==== DATA SUPPLIED

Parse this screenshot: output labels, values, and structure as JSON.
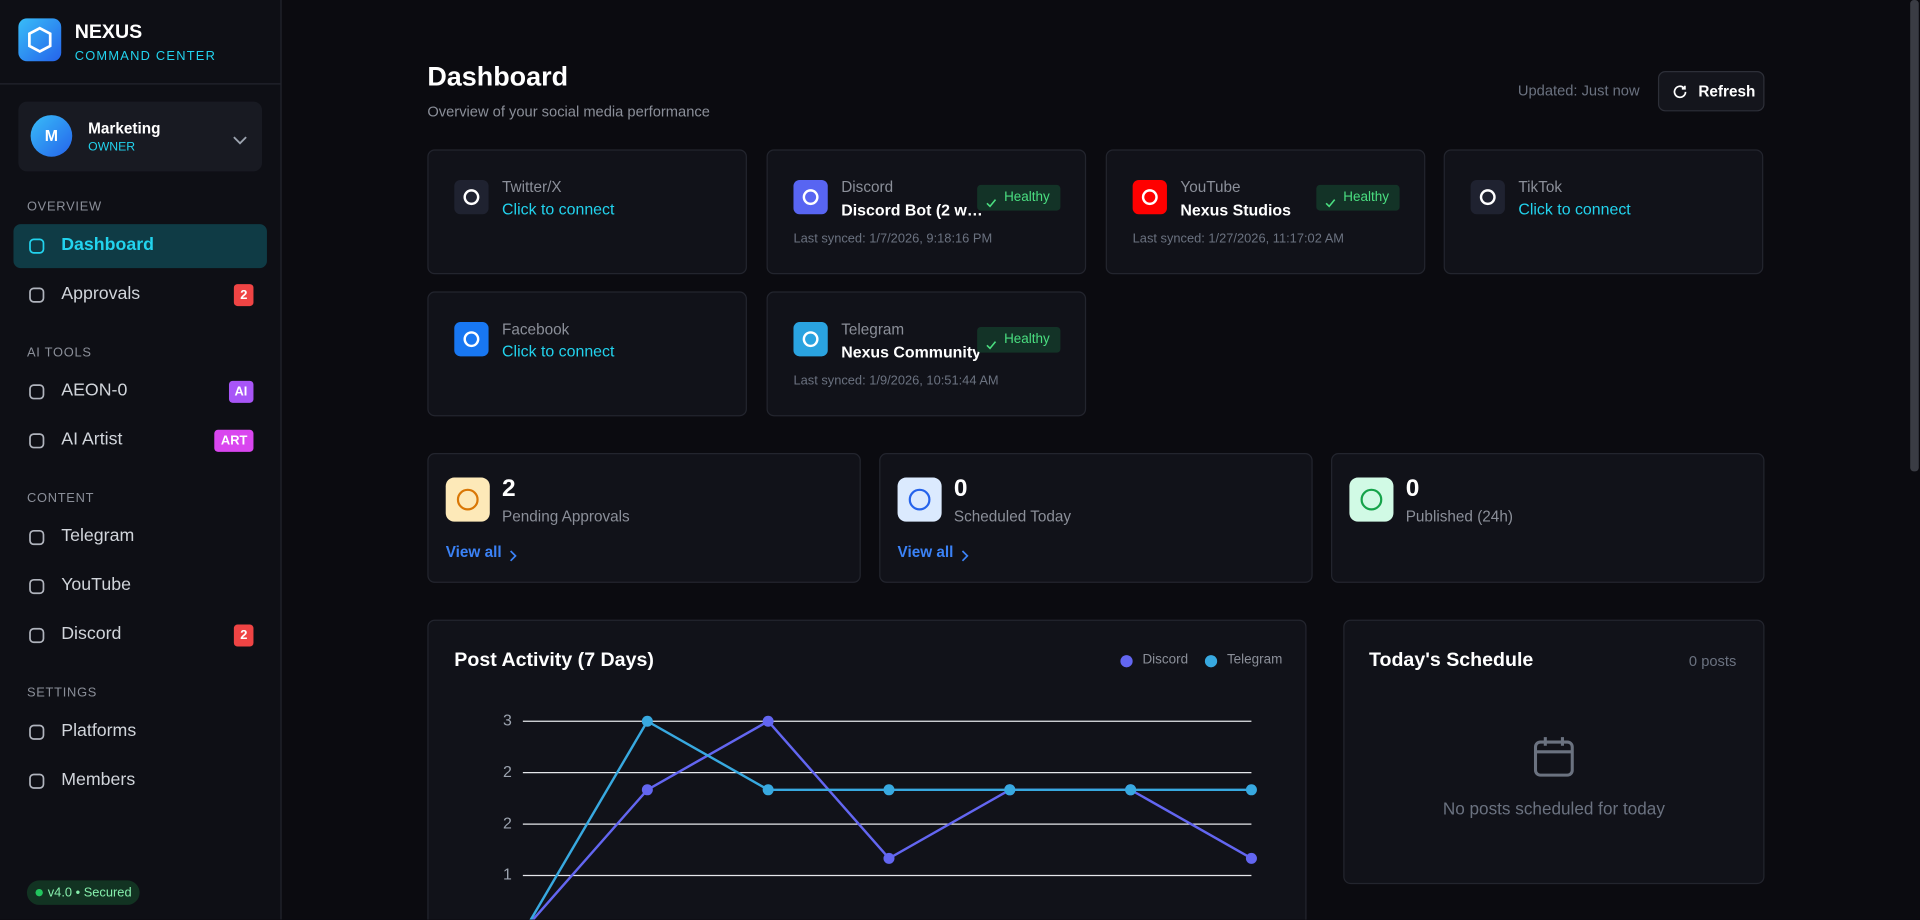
{
  "sidebar": {
    "brand": "NEXUS",
    "brand_sub": "COMMAND CENTER",
    "workspace": {
      "avatar": "M",
      "name": "Marketing",
      "role": "OWNER"
    },
    "sections": [
      {
        "title": "OVERVIEW",
        "items": [
          {
            "label": "Dashboard"
          },
          {
            "label": "Approvals",
            "badge": "2"
          }
        ]
      },
      {
        "title": "AI TOOLS",
        "items": [
          {
            "label": "AEON-0",
            "badge": "AI"
          },
          {
            "label": "AI Artist",
            "badge": "ART"
          }
        ]
      },
      {
        "title": "CONTENT",
        "items": [
          {
            "label": "Telegram"
          },
          {
            "label": "YouTube"
          },
          {
            "label": "Discord",
            "badge": "2"
          }
        ]
      },
      {
        "title": "SETTINGS",
        "items": [
          {
            "label": "Platforms"
          },
          {
            "label": "Members"
          }
        ]
      }
    ],
    "version": "v4.0 • Secured"
  },
  "header": {
    "title": "Dashboard",
    "subtitle": "Overview of your social media performance",
    "updated": "Updated: Just now",
    "refresh": "Refresh"
  },
  "platforms": [
    {
      "name": "Twitter/X",
      "status": "Click to connect"
    },
    {
      "name": "Discord",
      "account": "Discord Bot (2 w…",
      "health": "Healthy",
      "synced": "Last synced: 1/7/2026, 9:18:16 PM"
    },
    {
      "name": "YouTube",
      "account": "Nexus Studios",
      "health": "Healthy",
      "synced": "Last synced: 1/27/2026, 11:17:02 AM"
    },
    {
      "name": "TikTok",
      "status": "Click to connect"
    },
    {
      "name": "Facebook",
      "status": "Click to connect"
    },
    {
      "name": "Telegram",
      "account": "Nexus Community",
      "health": "Healthy",
      "synced": "Last synced: 1/9/2026, 10:51:44 AM"
    }
  ],
  "stats": [
    {
      "value": 2,
      "label": "Pending Approvals",
      "link": "View all"
    },
    {
      "value": 0,
      "label": "Scheduled Today",
      "link": "View all"
    },
    {
      "value": 0,
      "label": "Published (24h)"
    }
  ],
  "chart_data": {
    "type": "line",
    "title": "Post Activity (7 Days)",
    "categories": [
      null,
      null,
      null,
      null,
      null,
      null,
      null
    ],
    "series": [
      {
        "name": "Discord",
        "color": "#6366f1",
        "values": [
          0,
          2,
          3,
          1,
          2,
          2,
          1
        ]
      },
      {
        "name": "Telegram",
        "color": "#38a9e0",
        "values": [
          0,
          3,
          2,
          2,
          2,
          2,
          2
        ]
      }
    ],
    "ylim": [
      0,
      3
    ],
    "yticks": [
      3,
      {
        "value": 2.25,
        "label": "2"
      },
      {
        "value": 1.5,
        "label": "2"
      },
      {
        "value": 0.75,
        "label": "1"
      }
    ],
    "grid": true
  },
  "schedule": {
    "title": "Today's Schedule",
    "count": "0 posts",
    "empty": "No posts scheduled for today"
  }
}
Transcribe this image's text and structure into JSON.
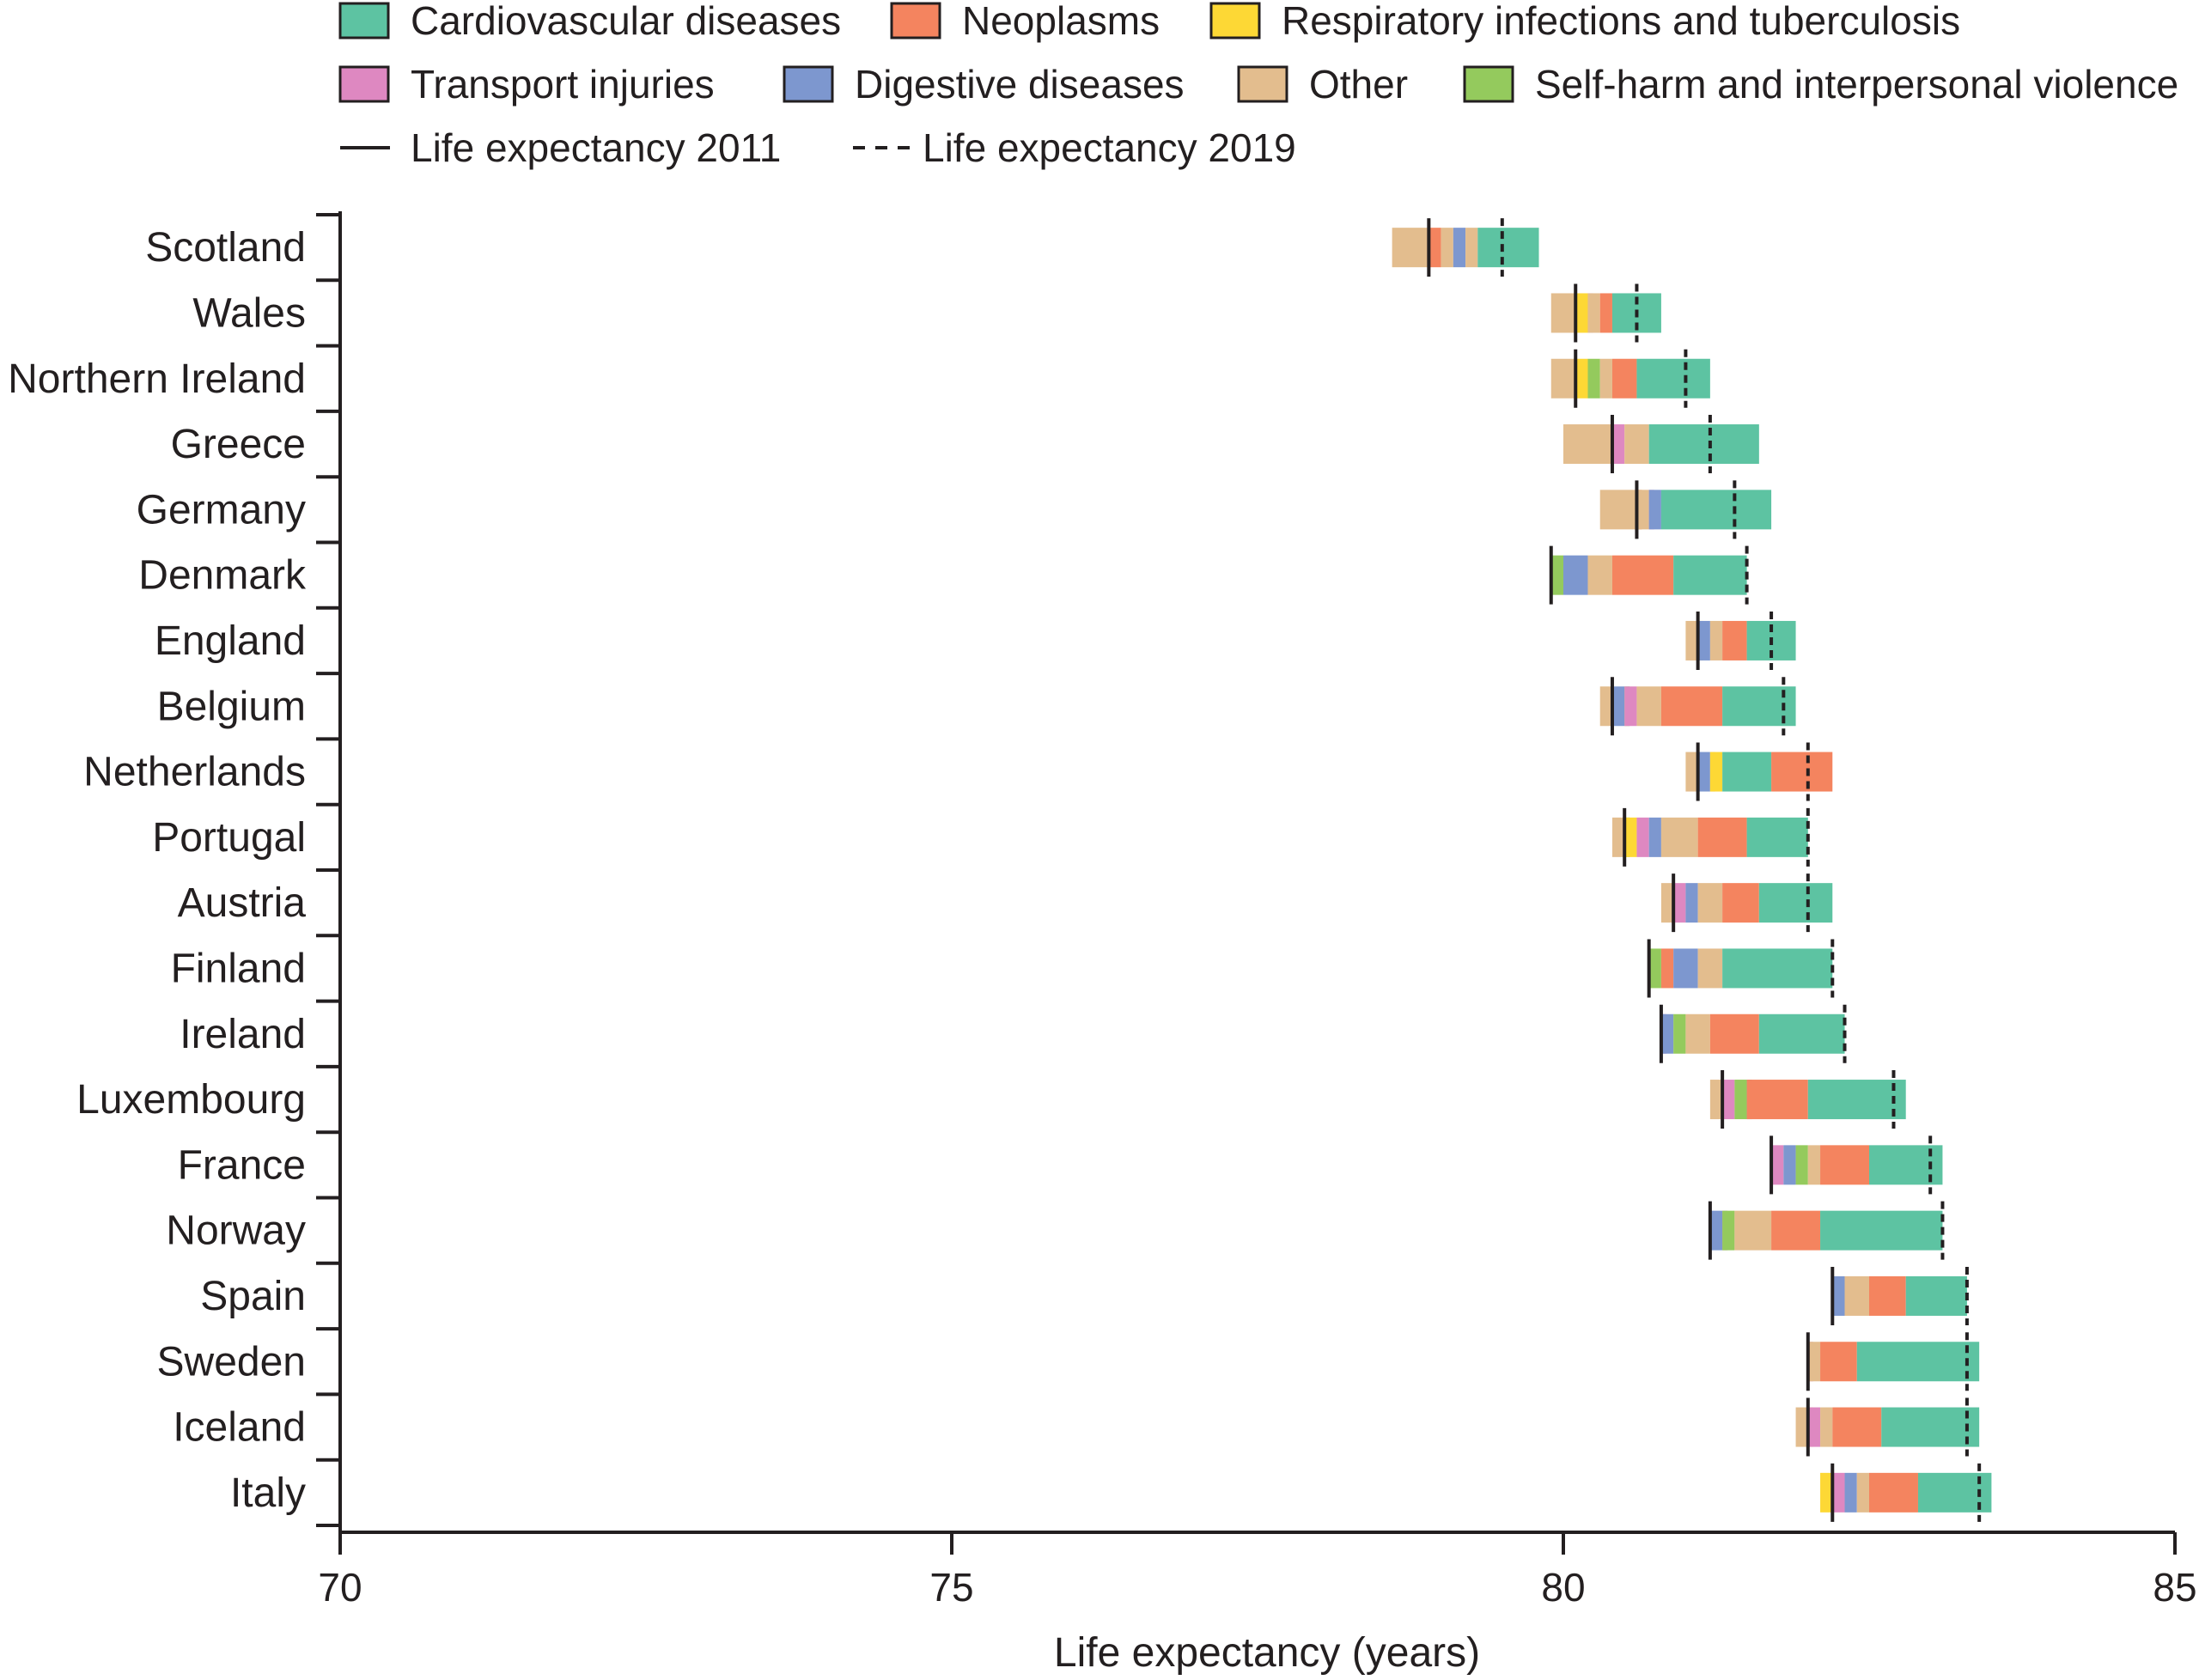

========

__DESCRIPTION OF THE TASK__:
Quote every line of the records above exactly; no picture is to be copied.

__ANSWER TO THIS PROBLEM__:
Parse this screenshot: output labels, values, and structure as JSON.
{
  "sidebar": {
    "brand": "NEXUS",
    "brand_sub": "COMMAND CENTER",
    "workspace": {
      "avatar": "M",
      "name": "Marketing",
      "role": "OWNER"
    },
    "sections": [
      {
        "title": "OVERVIEW",
        "items": [
          {
            "label": "Dashboard"
          },
          {
            "label": "Approvals",
            "badge": "2"
          }
        ]
      },
      {
        "title": "AI TOOLS",
        "items": [
          {
            "label": "AEON-0",
            "badge": "AI"
          },
          {
            "label": "AI Artist",
            "badge": "ART"
          }
        ]
      },
      {
        "title": "CONTENT",
        "items": [
          {
            "label": "Telegram"
          },
          {
            "label": "YouTube"
          },
          {
            "label": "Discord",
            "badge": "2"
          }
        ]
      },
      {
        "title": "SETTINGS",
        "items": [
          {
            "label": "Platforms"
          },
          {
            "label": "Members"
          }
        ]
      }
    ],
    "version": "v4.0 • Secured"
  },
  "header": {
    "title": "Dashboard",
    "subtitle": "Overview of your social media performance",
    "updated": "Updated: Just now",
    "refresh": "Refresh"
  },
  "platforms": [
    {
      "name": "Twitter/X",
      "status": "Click to connect"
    },
    {
      "name": "Discord",
      "account": "Discord Bot (2 w…",
      "health": "Healthy",
      "synced": "Last synced: 1/7/2026, 9:18:16 PM"
    },
    {
      "name": "YouTube",
      "account": "Nexus Studios",
      "health": "Healthy",
      "synced": "Last synced: 1/27/2026, 11:17:02 AM"
    },
    {
      "name": "TikTok",
      "status": "Click to connect"
    },
    {
      "name": "Facebook",
      "status": "Click to connect"
    },
    {
      "name": "Telegram",
      "account": "Nexus Community",
      "health": "Healthy",
      "synced": "Last synced: 1/9/2026, 10:51:44 AM"
    }
  ],
  "stats": [
    {
      "value": 2,
      "label": "Pending Approvals",
      "link": "View all"
    },
    {
      "value": 0,
      "label": "Scheduled Today",
      "link": "View all"
    },
    {
      "value": 0,
      "label": "Published (24h)"
    }
  ],
  "chart_data": {
    "type": "line",
    "title": "Post Activity (7 Days)",
    "categories": [
      null,
      null,
      null,
      null,
      null,
      null,
      null
    ],
    "series": [
      {
        "name": "Discord",
        "color": "#6366f1",
        "values": [
          0,
          2,
          3,
          1,
          2,
          2,
          1
        ]
      },
      {
        "name": "Telegram",
        "color": "#38a9e0",
        "values": [
          0,
          3,
          2,
          2,
          2,
          2,
          2
        ]
      }
    ],
    "ylim": [
      0,
      3
    ],
    "yticks": [
      3,
      {
        "value": 2.25,
        "label": "2"
      },
      {
        "value": 1.5,
        "label": "2"
      },
      {
        "value": 0.75,
        "label": "1"
      }
    ],
    "grid": true
  },
  "schedule": {
    "title": "Today's Schedule",
    "count": "0 posts",
    "empty": "No posts scheduled for today"
  }
}
Transcribe this image's text and structure into JSON.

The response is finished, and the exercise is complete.